Give back the whole listing exactly as shown.

**STORED RECORDS:**
---+---

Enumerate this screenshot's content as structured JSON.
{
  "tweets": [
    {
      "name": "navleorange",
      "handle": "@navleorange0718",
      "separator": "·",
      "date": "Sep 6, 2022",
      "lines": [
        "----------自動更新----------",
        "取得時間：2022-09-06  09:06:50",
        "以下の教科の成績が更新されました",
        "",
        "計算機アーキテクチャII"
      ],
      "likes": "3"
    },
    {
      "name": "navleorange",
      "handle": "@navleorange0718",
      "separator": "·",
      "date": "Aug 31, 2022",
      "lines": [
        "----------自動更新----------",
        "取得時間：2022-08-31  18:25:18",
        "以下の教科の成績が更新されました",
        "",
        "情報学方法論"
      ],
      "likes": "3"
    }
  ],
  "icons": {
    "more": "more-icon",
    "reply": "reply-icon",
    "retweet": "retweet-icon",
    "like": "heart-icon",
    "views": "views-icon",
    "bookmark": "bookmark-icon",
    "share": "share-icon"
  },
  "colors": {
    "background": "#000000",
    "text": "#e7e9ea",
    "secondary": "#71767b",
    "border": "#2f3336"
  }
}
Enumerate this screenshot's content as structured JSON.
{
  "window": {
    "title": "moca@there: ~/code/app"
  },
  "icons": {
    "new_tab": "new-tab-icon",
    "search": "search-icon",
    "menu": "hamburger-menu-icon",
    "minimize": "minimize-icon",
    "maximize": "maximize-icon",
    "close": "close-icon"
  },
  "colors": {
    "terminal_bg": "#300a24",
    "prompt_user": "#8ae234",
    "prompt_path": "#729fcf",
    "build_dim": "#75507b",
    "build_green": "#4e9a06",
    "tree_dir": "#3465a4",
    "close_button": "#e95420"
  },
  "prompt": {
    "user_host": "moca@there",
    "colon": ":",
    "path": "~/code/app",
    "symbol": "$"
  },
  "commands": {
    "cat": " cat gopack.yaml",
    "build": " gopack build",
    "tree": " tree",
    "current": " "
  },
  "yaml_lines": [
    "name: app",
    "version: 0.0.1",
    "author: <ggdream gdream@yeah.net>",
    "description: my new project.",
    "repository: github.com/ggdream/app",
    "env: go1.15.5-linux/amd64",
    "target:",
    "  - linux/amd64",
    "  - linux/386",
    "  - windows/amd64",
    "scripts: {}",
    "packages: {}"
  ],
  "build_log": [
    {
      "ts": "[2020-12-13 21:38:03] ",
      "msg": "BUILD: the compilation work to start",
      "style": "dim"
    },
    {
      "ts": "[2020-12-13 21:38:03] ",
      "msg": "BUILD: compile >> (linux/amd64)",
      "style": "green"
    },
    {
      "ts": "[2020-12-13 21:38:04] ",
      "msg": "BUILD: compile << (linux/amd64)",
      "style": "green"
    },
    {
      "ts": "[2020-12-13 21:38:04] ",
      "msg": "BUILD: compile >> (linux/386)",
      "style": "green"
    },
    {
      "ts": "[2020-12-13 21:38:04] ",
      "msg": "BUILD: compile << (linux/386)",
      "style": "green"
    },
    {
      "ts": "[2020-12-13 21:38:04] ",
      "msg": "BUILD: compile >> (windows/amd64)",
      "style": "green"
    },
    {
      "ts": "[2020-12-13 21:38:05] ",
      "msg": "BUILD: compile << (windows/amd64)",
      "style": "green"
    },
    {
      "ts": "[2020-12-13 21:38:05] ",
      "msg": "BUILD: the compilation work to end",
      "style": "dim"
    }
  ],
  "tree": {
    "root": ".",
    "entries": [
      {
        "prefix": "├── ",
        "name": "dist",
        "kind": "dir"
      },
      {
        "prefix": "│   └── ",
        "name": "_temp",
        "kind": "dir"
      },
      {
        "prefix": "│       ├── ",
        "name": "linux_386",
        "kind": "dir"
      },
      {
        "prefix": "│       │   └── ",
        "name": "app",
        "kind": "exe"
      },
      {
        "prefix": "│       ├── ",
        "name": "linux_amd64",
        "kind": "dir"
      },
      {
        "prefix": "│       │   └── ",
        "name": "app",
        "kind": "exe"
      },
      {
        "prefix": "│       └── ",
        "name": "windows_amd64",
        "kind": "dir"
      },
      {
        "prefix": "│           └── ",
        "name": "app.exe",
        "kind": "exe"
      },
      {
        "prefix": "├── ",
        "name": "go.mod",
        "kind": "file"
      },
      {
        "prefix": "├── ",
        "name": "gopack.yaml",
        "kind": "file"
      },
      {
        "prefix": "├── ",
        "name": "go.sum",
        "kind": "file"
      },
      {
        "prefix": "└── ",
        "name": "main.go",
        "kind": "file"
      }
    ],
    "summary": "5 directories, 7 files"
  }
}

---+---

**FULL SOLUTION:**
Enumerate this screenshot's content as structured JSON.
{
  "tweets": [
    {
      "name": "navleorange",
      "handle": "@navleorange0718",
      "separator": "·",
      "date": "Sep 6, 2022",
      "lines": [
        "----------自動更新----------",
        "取得時間：2022-09-06  09:06:50",
        "以下の教科の成績が更新されました",
        "",
        "計算機アーキテクチャII"
      ],
      "likes": "3"
    },
    {
      "name": "navleorange",
      "handle": "@navleorange0718",
      "separator": "·",
      "date": "Aug 31, 2022",
      "lines": [
        "----------自動更新----------",
        "取得時間：2022-08-31  18:25:18",
        "以下の教科の成績が更新されました",
        "",
        "情報学方法論"
      ],
      "likes": "3"
    }
  ],
  "icons": {
    "more": "more-icon",
    "reply": "reply-icon",
    "retweet": "retweet-icon",
    "like": "heart-icon",
    "views": "views-icon",
    "bookmark": "bookmark-icon",
    "share": "share-icon"
  },
  "colors": {
    "background": "#000000",
    "text": "#e7e9ea",
    "secondary": "#71767b",
    "border": "#2f3336"
  }
}
Enumerate this screenshot's content as structured JSON.
{
  "window": {
    "title": "moca@there: ~/code/app"
  },
  "icons": {
    "new_tab": "new-tab-icon",
    "search": "search-icon",
    "menu": "hamburger-menu-icon",
    "minimize": "minimize-icon",
    "maximize": "maximize-icon",
    "close": "close-icon"
  },
  "colors": {
    "terminal_bg": "#300a24",
    "prompt_user": "#8ae234",
    "prompt_path": "#729fcf",
    "build_dim": "#75507b",
    "build_green": "#4e9a06",
    "tree_dir": "#3465a4",
    "close_button": "#e95420"
  },
  "prompt": {
    "user_host": "moca@there",
    "colon": ":",
    "path": "~/code/app",
    "symbol": "$"
  },
  "commands": {
    "cat": " cat gopack.yaml",
    "build": " gopack build",
    "tree": " tree",
    "current": " "
  },
  "yaml_lines": [
    "name: app",
    "version: 0.0.1",
    "author: <ggdream gdream@yeah.net>",
    "description: my new project.",
    "repository: github.com/ggdream/app",
    "env: go1.15.5-linux/amd64",
    "target:",
    "  - linux/amd64",
    "  - linux/386",
    "  - windows/amd64",
    "scripts: {}",
    "packages: {}"
  ],
  "build_log": [
    {
      "ts": "[2020-12-13 21:38:03] ",
      "msg": "BUILD: the compilation work to start",
      "style": "dim"
    },
    {
      "ts": "[2020-12-13 21:38:03] ",
      "msg": "BUILD: compile >> (linux/amd64)",
      "style": "green"
    },
    {
      "ts": "[2020-12-13 21:38:04] ",
      "msg": "BUILD: compile << (linux/amd64)",
      "style": "green"
    },
    {
      "ts": "[2020-12-13 21:38:04] ",
      "msg": "BUILD: compile >> (linux/386)",
      "style": "green"
    },
    {
      "ts": "[2020-12-13 21:38:04] ",
      "msg": "BUILD: compile << (linux/386)",
      "style": "green"
    },
    {
      "ts": "[2020-12-13 21:38:04] ",
      "msg": "BUILD: compile >> (windows/amd64)",
      "style": "green"
    },
    {
      "ts": "[2020-12-13 21:38:05] ",
      "msg": "BUILD: compile << (windows/amd64)",
      "style": "green"
    },
    {
      "ts": "[2020-12-13 21:38:05] ",
      "msg": "BUILD: the compilation work to end",
      "style": "dim"
    }
  ],
  "tree": {
    "root": ".",
    "entries": [
      {
        "prefix": "├── ",
        "name": "dist",
        "kind": "dir"
      },
      {
        "prefix": "│   └── ",
        "name": "_temp",
        "kind": "dir"
      },
      {
        "prefix": "│       ├── ",
        "name": "linux_386",
        "kind": "dir"
      },
      {
        "prefix": "│       │   └── ",
        "name": "app",
        "kind": "exe"
      },
      {
        "prefix": "│       ├── ",
        "name": "linux_amd64",
        "kind": "dir"
      },
      {
        "prefix": "│       │   └── ",
        "name": "app",
        "kind": "exe"
      },
      {
        "prefix": "│       └── ",
        "name": "windows_amd64",
        "kind": "dir"
      },
      {
        "prefix": "│           └── ",
        "name": "app.exe",
        "kind": "exe"
      },
      {
        "prefix": "├── ",
        "name": "go.mod",
        "kind": "file"
      },
      {
        "prefix": "├── ",
        "name": "gopack.yaml",
        "kind": "file"
      },
      {
        "prefix": "├── ",
        "name": "go.sum",
        "kind": "file"
      },
      {
        "prefix": "└── ",
        "name": "main.go",
        "kind": "file"
      }
    ],
    "summary": "5 directories, 7 files"
  }
}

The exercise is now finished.